──────── PROVIDED RECORDS

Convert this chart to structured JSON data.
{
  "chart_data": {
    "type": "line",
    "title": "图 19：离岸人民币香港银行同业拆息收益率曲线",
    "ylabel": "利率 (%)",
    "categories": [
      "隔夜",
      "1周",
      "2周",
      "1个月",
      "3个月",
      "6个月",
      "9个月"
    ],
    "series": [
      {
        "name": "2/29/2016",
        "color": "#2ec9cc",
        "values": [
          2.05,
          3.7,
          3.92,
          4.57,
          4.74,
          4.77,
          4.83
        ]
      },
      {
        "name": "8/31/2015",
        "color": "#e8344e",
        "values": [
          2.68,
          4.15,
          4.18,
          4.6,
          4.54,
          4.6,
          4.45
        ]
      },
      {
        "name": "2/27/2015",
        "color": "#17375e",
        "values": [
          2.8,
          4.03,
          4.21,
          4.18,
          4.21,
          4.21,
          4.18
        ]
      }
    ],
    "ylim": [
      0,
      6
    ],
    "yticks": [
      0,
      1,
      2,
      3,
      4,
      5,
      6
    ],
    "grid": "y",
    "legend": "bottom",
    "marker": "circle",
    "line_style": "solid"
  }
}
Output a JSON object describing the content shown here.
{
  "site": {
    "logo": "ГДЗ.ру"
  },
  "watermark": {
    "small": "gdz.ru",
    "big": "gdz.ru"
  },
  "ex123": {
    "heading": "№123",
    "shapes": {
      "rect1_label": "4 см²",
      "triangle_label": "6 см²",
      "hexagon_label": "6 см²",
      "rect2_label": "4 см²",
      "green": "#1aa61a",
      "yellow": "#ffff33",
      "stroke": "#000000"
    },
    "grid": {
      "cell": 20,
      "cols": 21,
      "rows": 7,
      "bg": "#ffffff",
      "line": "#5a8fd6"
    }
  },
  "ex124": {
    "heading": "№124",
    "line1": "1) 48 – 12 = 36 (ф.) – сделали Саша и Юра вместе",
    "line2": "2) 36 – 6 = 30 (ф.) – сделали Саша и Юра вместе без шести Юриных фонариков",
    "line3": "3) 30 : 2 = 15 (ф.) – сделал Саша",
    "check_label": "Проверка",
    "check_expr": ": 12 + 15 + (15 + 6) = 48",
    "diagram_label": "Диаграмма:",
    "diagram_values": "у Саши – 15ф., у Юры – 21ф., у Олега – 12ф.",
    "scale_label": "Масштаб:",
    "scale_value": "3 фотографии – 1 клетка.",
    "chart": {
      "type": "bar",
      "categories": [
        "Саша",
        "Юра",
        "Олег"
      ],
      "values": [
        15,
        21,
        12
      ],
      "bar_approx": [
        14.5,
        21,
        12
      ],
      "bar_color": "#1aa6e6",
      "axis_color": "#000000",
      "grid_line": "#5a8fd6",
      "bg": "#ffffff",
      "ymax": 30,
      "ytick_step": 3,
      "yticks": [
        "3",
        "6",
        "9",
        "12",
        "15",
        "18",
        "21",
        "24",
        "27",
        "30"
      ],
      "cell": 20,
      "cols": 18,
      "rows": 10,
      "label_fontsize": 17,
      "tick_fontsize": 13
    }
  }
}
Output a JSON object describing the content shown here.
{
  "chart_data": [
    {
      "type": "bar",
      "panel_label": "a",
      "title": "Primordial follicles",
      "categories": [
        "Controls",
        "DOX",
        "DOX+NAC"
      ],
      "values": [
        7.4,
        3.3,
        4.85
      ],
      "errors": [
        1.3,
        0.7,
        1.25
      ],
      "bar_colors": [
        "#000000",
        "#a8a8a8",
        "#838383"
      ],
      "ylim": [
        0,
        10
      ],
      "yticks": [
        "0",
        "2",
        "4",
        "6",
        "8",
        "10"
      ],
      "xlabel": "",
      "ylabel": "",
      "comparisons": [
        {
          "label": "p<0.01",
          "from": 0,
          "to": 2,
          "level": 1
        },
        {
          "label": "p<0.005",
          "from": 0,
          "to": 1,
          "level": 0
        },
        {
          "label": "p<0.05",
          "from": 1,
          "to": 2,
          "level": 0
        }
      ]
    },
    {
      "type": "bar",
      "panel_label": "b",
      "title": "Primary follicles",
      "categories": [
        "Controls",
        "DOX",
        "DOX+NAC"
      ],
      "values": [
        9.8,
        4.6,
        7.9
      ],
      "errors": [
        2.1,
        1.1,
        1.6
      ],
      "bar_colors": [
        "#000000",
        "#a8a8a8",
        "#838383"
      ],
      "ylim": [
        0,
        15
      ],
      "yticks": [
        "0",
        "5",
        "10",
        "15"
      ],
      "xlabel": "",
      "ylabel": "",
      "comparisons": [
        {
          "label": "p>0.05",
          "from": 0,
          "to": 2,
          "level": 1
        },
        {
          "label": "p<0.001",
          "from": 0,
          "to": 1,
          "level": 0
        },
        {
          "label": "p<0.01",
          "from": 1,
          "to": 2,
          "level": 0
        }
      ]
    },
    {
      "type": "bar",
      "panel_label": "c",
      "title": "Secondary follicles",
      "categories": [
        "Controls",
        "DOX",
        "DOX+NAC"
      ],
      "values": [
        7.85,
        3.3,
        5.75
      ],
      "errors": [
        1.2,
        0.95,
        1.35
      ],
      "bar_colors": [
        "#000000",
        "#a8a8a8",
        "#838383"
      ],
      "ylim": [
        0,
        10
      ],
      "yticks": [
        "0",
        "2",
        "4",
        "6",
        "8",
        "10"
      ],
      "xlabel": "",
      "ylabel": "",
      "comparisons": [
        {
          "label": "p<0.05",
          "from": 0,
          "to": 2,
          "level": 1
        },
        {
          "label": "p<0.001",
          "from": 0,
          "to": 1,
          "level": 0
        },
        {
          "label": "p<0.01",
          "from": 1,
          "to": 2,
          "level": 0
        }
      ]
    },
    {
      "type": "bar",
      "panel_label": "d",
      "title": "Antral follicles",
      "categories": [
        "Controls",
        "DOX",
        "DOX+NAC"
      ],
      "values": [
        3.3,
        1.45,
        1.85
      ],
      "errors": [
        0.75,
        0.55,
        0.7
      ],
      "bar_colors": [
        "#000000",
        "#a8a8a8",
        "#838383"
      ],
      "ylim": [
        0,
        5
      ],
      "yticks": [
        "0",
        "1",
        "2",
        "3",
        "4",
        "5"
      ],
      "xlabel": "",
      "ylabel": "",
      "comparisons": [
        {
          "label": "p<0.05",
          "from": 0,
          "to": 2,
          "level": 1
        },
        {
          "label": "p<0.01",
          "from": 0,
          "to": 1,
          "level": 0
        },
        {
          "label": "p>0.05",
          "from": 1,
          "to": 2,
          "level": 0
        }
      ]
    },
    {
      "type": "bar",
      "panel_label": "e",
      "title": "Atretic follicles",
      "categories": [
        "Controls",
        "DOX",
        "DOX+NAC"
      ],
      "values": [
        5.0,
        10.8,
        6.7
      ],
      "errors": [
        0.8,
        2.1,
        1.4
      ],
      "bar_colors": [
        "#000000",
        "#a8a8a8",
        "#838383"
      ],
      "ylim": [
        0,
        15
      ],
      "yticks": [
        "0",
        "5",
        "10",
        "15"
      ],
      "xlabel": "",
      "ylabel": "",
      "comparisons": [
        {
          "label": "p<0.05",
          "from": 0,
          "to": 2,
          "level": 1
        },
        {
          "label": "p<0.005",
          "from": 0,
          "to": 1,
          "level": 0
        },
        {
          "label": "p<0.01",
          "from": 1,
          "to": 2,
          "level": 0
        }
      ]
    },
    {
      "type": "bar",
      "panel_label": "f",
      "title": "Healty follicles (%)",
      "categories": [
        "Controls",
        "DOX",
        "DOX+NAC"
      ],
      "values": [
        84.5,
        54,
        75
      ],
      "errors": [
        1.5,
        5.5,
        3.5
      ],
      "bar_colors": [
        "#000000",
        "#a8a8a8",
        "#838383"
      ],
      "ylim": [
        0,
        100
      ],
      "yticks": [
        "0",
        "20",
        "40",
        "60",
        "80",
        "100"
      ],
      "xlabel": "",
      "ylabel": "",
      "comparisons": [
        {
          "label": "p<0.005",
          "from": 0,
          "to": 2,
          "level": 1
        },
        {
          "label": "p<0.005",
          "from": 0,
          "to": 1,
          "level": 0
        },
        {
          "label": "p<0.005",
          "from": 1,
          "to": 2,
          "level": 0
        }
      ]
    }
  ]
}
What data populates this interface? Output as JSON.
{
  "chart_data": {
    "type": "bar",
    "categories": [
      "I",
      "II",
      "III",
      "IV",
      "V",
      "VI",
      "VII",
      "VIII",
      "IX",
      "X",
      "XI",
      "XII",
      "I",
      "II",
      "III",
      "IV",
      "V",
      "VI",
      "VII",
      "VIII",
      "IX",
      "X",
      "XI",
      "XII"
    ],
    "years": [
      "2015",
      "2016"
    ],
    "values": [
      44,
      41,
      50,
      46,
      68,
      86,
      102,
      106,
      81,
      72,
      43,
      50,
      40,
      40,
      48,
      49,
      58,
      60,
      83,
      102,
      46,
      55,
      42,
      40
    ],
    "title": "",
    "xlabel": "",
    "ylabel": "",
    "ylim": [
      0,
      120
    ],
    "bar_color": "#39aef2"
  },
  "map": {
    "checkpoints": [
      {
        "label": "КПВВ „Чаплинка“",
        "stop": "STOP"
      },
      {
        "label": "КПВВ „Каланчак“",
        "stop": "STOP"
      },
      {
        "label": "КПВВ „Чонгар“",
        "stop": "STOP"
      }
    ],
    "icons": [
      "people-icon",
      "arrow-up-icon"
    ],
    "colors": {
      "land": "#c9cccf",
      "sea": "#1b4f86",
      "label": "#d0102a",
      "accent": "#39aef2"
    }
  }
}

────────────────

### WHAT IS EXPECTED
Pull out every line of the records that includes the string "вместе".

### THE RESULT
    "line1": "1) 48 – 12 = 36 (ф.) – сделали Саша и Юра вместе",
    "line2": "2) 36 – 6 = 30 (ф.) – сделали Саша и Юра вместе без шести Юриных фонариков",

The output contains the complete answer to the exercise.